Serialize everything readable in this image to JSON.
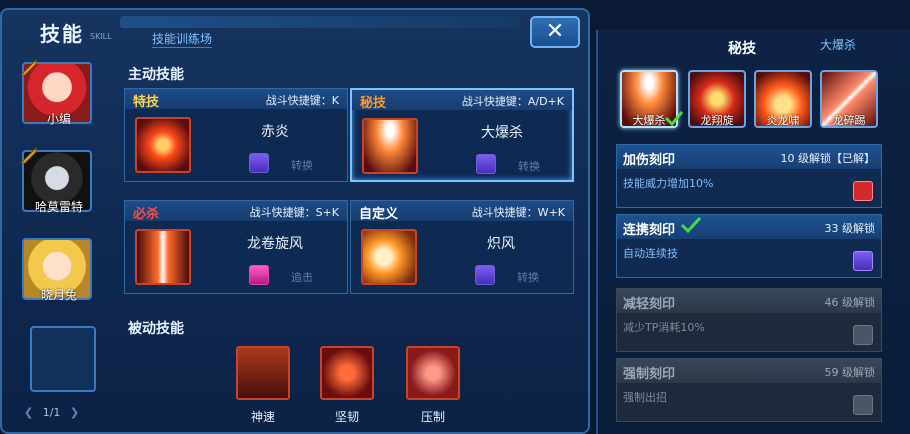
{
  "header": {
    "title": "技能",
    "title_sub": "SKILL",
    "tab_training": "技能训练场",
    "close": "✕"
  },
  "characters": [
    {
      "name": "小编"
    },
    {
      "name": "哈莫雷特"
    },
    {
      "name": "晓月兔"
    }
  ],
  "pager": {
    "text": "1/1"
  },
  "active": {
    "label": "主动技能",
    "cards": [
      {
        "category": "特技",
        "category_color": "#ffd54a",
        "shortcut": "战斗快捷键：K",
        "skill": "赤炎",
        "action": "转换"
      },
      {
        "category": "秘技",
        "category_color": "#ff9b2e",
        "shortcut": "战斗快捷键：A/D+K",
        "skill": "大爆杀",
        "action": "转换"
      },
      {
        "category": "必杀",
        "category_color": "#ff4a4a",
        "shortcut": "战斗快捷键：S+K",
        "skill": "龙卷旋风",
        "action": "追击"
      },
      {
        "category": "自定义",
        "category_color": "#ffffff",
        "shortcut": "战斗快捷键：W+K",
        "skill": "炽风",
        "action": "转换"
      }
    ]
  },
  "passive": {
    "label": "被动技能",
    "skills": [
      {
        "name": "神速"
      },
      {
        "name": "坚韧"
      },
      {
        "name": "压制"
      }
    ]
  },
  "right": {
    "title": "秘技",
    "subtitle": "大爆杀",
    "skills": [
      {
        "name": "大爆杀"
      },
      {
        "name": "龙翔旋"
      },
      {
        "name": "炎龙啸"
      },
      {
        "name": "龙碎踢"
      }
    ],
    "inscriptions": [
      {
        "name": "加伤刻印",
        "unlock": "10 级解锁【已解】",
        "desc": "技能威力增加10%"
      },
      {
        "name": "连携刻印",
        "unlock": "33 级解锁",
        "desc": "自动连续技"
      },
      {
        "name": "减轻刻印",
        "unlock": "46 级解锁",
        "desc": "减少TP消耗10%"
      },
      {
        "name": "强制刻印",
        "unlock": "59 级解锁",
        "desc": "强制出招"
      }
    ]
  }
}
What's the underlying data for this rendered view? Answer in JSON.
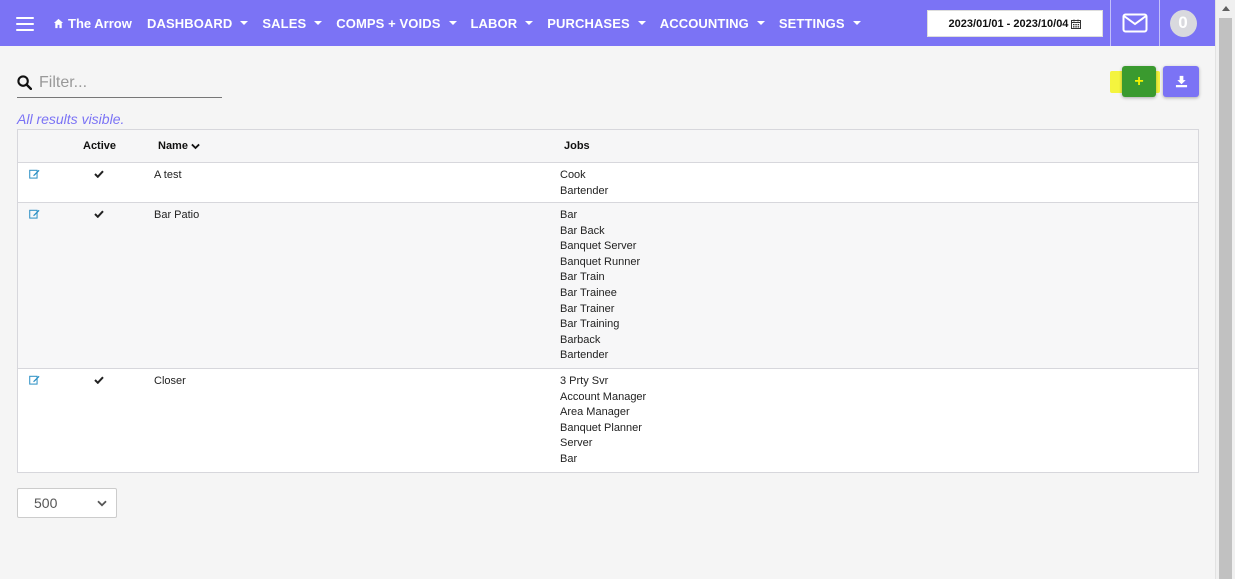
{
  "app": {
    "brand": "The Arrow"
  },
  "nav": {
    "items": [
      {
        "label": "DASHBOARD"
      },
      {
        "label": "SALES"
      },
      {
        "label": "COMPS + VOIDS"
      },
      {
        "label": "LABOR"
      },
      {
        "label": "PURCHASES"
      },
      {
        "label": "ACCOUNTING"
      },
      {
        "label": "SETTINGS"
      }
    ],
    "date_range": "2023/01/01 - 2023/10/04",
    "notification_count": "0"
  },
  "icons": {
    "menu": "hamburger-icon",
    "brand": "home-icon",
    "date": "calendar-icon",
    "mail": "envelope-icon",
    "filter": "search-icon",
    "add": "plus-icon",
    "download": "download-icon",
    "edit": "edit-icon",
    "active": "check-icon",
    "sort": "chevron-down-icon"
  },
  "filter": {
    "placeholder": "Filter...",
    "value": ""
  },
  "results_note": "All results visible.",
  "actions": {
    "add_label": "+"
  },
  "table": {
    "headers": {
      "active": "Active",
      "name": "Name",
      "jobs": "Jobs"
    },
    "rows": [
      {
        "active": true,
        "name": "A test",
        "jobs": [
          "Cook",
          "Bartender"
        ]
      },
      {
        "active": true,
        "name": "Bar Patio",
        "jobs": [
          "Bar",
          "Bar Back",
          "Banquet Server",
          "Banquet Runner",
          "Bar Train",
          "Bar Trainee",
          "Bar Trainer",
          "Bar Training",
          "Barback",
          "Bartender"
        ]
      },
      {
        "active": true,
        "name": "Closer",
        "jobs": [
          "3 Prty Svr",
          "Account Manager",
          "Area Manager",
          "Banquet Planner",
          "Server",
          "Bar"
        ]
      }
    ]
  },
  "pagination": {
    "page_size": "500"
  },
  "colors": {
    "primary": "#7b73f5",
    "add_button": "#3a9a2f",
    "highlight": "#f3f300",
    "edit_icon": "#2a8fc4"
  }
}
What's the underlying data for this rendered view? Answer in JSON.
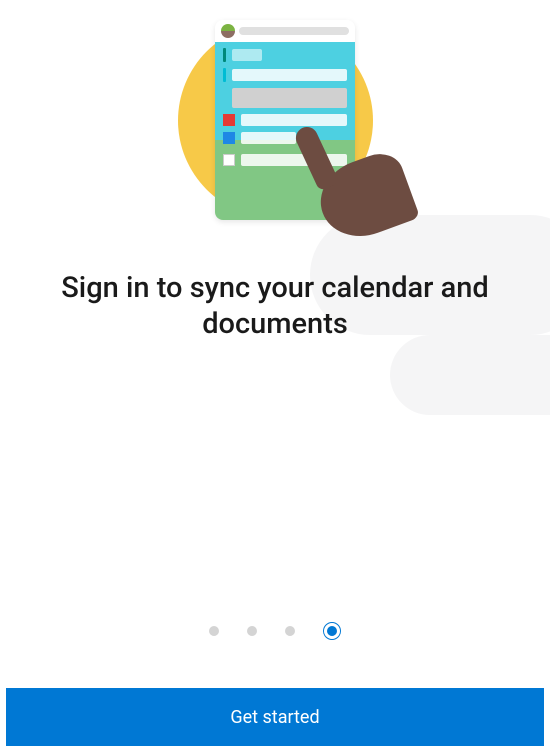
{
  "onboarding": {
    "heading": "Sign in to sync your calendar and documents",
    "cta_label": "Get started",
    "page_index": 3,
    "page_count": 4
  },
  "colors": {
    "primary": "#0078d4",
    "accent_yellow": "#f7c948"
  }
}
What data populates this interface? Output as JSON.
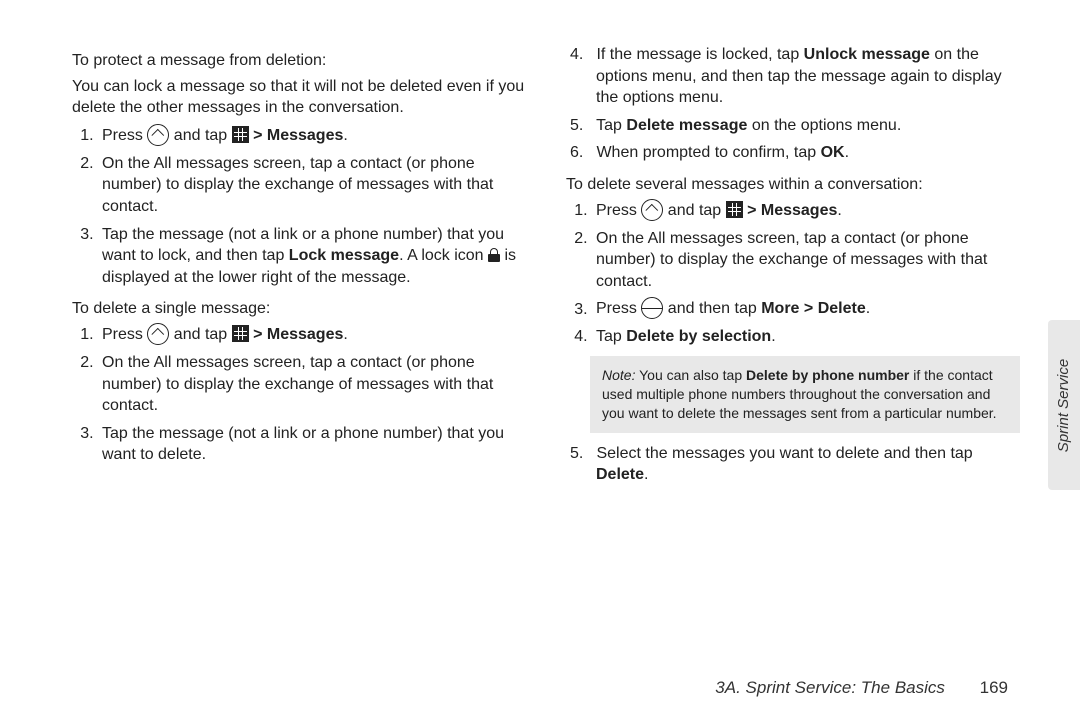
{
  "left": {
    "h1": "To protect a message from deletion:",
    "p1": "You can lock a message so that it will not be deleted even if you delete the other messages in the conversation.",
    "a": {
      "s1a": "Press ",
      "s1b": " and tap ",
      "s1c": " > ",
      "s1d": "Messages",
      "s1e": ".",
      "s2": "On the All messages screen, tap a contact (or phone number) to display the exchange of messages with that contact.",
      "s3a": "Tap the message (not a link or a phone number) that you want to lock, and then tap ",
      "s3b": "Lock message",
      "s3c": ". A lock icon ",
      "s3d": " is displayed at the lower right of the message."
    },
    "h2": "To delete a single message:",
    "b": {
      "s1a": "Press ",
      "s1b": " and tap ",
      "s1c": " > ",
      "s1d": "Messages",
      "s1e": ".",
      "s2": "On the All messages screen, tap a contact (or phone number) to display the exchange of messages with that contact.",
      "s3": "Tap the message (not a link or a phone number) that you want to delete."
    }
  },
  "right": {
    "c": {
      "s4a": "If the message is locked, tap ",
      "s4b": "Unlock message",
      "s4c": " on the options menu, and then tap the message again to display the options menu.",
      "s5a": "Tap ",
      "s5b": "Delete message",
      "s5c": " on the options menu.",
      "s6a": "When prompted to confirm, tap ",
      "s6b": "OK",
      "s6c": "."
    },
    "h3": "To delete several messages within a conversation:",
    "d": {
      "s1a": "Press ",
      "s1b": " and tap ",
      "s1c": " > ",
      "s1d": "Messages",
      "s1e": ".",
      "s2": "On the All messages screen, tap a contact (or phone number) to display the exchange of messages with that contact.",
      "s3a": "Press ",
      "s3b": " and then tap ",
      "s3c": "More",
      "s3d": " > ",
      "s3e": "Delete",
      "s3f": ".",
      "s4a": "Tap ",
      "s4b": "Delete by selection",
      "s4c": "."
    },
    "note": {
      "label": "Note:",
      "t1": " You can also tap ",
      "t2": "Delete by phone number",
      "t3": " if the contact used multiple phone numbers throughout the conversation and you want to delete the messages sent from a particular number."
    },
    "d2": {
      "s5a": "Select the messages you want to delete and then tap ",
      "s5b": "Delete",
      "s5c": "."
    }
  },
  "sideTab": "Sprint Service",
  "footer": {
    "title": "3A. Sprint Service: The Basics",
    "page": "169"
  }
}
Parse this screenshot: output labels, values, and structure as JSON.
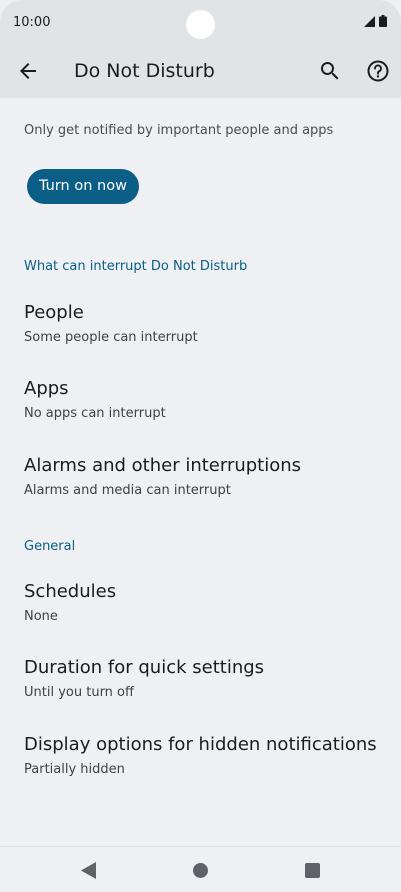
{
  "status_bar": {
    "time": "10:00"
  },
  "app_bar": {
    "title": "Do Not Disturb"
  },
  "intro": {
    "description": "Only get notified by important people and apps",
    "turn_on_label": "Turn on now"
  },
  "sections": [
    {
      "header": "What can interrupt Do Not Disturb",
      "items": [
        {
          "title": "People",
          "subtitle": "Some people can interrupt"
        },
        {
          "title": "Apps",
          "subtitle": "No apps can interrupt"
        },
        {
          "title": "Alarms and other interruptions",
          "subtitle": "Alarms and media can interrupt"
        }
      ]
    },
    {
      "header": "General",
      "items": [
        {
          "title": "Schedules",
          "subtitle": "None"
        },
        {
          "title": "Duration for quick settings",
          "subtitle": "Until you turn off"
        },
        {
          "title": "Display options for hidden notifications",
          "subtitle": "Partially hidden"
        }
      ]
    }
  ],
  "icons": {
    "back": "arrow-back-icon",
    "search": "search-icon",
    "help": "help-icon",
    "signal": "signal-icon",
    "battery": "battery-icon",
    "nav_back": "nav-back-icon",
    "nav_home": "nav-home-icon",
    "nav_recent": "nav-recent-icon"
  },
  "colors": {
    "accent": "#0b5e86",
    "background": "#eef0f3",
    "app_bar": "#e2e3e6"
  }
}
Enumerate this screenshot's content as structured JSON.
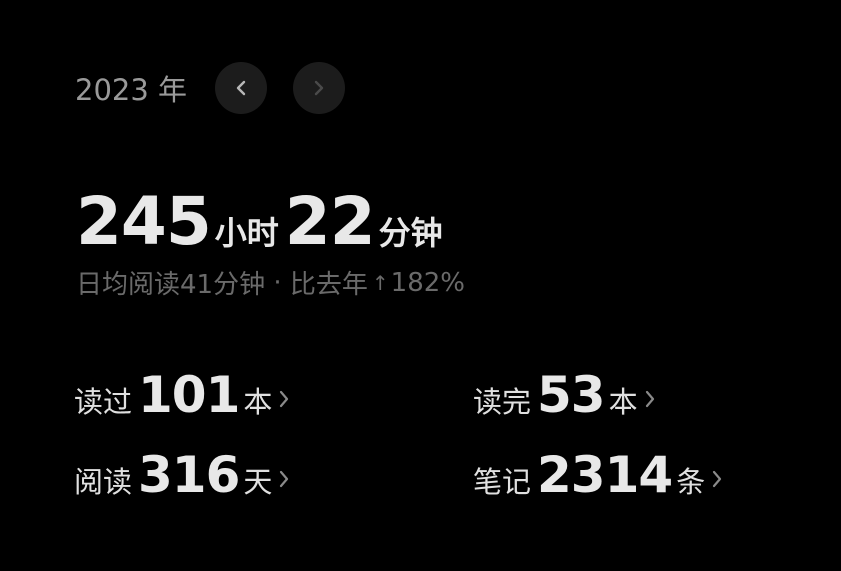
{
  "header": {
    "year": "2023 年"
  },
  "total": {
    "hours": "245",
    "hours_unit": "小时",
    "minutes": "22",
    "minutes_unit": "分钟"
  },
  "summary": {
    "daily_avg": "日均阅读41分钟",
    "separator": " · ",
    "compare_label": "比去年",
    "arrow": "↑",
    "change": "182%"
  },
  "stats": {
    "read": {
      "label": "读过",
      "value": "101",
      "unit": "本"
    },
    "finished": {
      "label": "读完",
      "value": "53",
      "unit": "本"
    },
    "days": {
      "label": "阅读",
      "value": "316",
      "unit": "天"
    },
    "notes": {
      "label": "笔记",
      "value": "2314",
      "unit": "条"
    }
  },
  "icons": {
    "prev": "chevron-left-icon",
    "next": "chevron-right-icon",
    "stat_link": "chevron-right-icon"
  },
  "colors": {
    "background": "#000000",
    "text": "#e8e8e8",
    "muted": "#6a6a6a",
    "button_bg": "#1c1c1c"
  }
}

**YOUR INSTRUCTIONS**
Copy each line above that contains the string "shortcut".

**EXPECTED ANSWER**
        "shortcut": "战斗快捷键：K",
        "shortcut": "战斗快捷键：A/D+K",
        "shortcut": "战斗快捷键：S+K",
        "shortcut": "战斗快捷键：W+K",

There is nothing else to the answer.